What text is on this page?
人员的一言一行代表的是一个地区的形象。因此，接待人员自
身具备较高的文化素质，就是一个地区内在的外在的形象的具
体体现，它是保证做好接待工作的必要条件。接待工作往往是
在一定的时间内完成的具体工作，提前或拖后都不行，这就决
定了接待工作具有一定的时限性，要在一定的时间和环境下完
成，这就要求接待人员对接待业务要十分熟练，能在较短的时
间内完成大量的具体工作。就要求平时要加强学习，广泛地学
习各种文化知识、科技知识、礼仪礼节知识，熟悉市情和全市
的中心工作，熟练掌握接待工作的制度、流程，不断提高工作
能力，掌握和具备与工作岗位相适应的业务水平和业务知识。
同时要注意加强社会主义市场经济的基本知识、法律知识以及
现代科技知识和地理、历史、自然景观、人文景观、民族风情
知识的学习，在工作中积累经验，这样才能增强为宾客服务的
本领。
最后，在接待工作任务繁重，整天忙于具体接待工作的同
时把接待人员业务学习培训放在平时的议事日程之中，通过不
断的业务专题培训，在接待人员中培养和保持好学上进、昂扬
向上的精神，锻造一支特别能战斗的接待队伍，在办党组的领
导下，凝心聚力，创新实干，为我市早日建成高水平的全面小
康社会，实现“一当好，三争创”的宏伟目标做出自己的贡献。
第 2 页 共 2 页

* * *

TASK REQUIREMENTS:
Every entry should be printed again exactly as it stands.

RESULT:
What text is on this page?
人员的一言一行代表的是一个地区的形象。因此，接待人员自
身具备较高的文化素质，就是一个地区内在的外在的形象的具
体体现，它是保证做好接待工作的必要条件。接待工作往往是
在一定的时间内完成的具体工作，提前或拖后都不行，这就决
定了接待工作具有一定的时限性，要在一定的时间和环境下完
成，这就要求接待人员对接待业务要十分熟练，能在较短的时
间内完成大量的具体工作。就要求平时要加强学习，广泛地学
习各种文化知识、科技知识、礼仪礼节知识，熟悉市情和全市
的中心工作，熟练掌握接待工作的制度、流程，不断提高工作
能力，掌握和具备与工作岗位相适应的业务水平和业务知识。
同时要注意加强社会主义市场经济的基本知识、法律知识以及
现代科技知识和地理、历史、自然景观、人文景观、民族风情
知识的学习，在工作中积累经验，这样才能增强为宾客服务的
本领。
最后，在接待工作任务繁重，整天忙于具体接待工作的同
时把接待人员业务学习培训放在平时的议事日程之中，通过不
断的业务专题培训，在接待人员中培养和保持好学上进、昂扬
向上的精神，锻造一支特别能战斗的接待队伍，在办党组的领
导下，凝心聚力，创新实干，为我市早日建成高水平的全面小
康社会，实现“一当好，三争创”的宏伟目标做出自己的贡献。
第 2 页 共 2 页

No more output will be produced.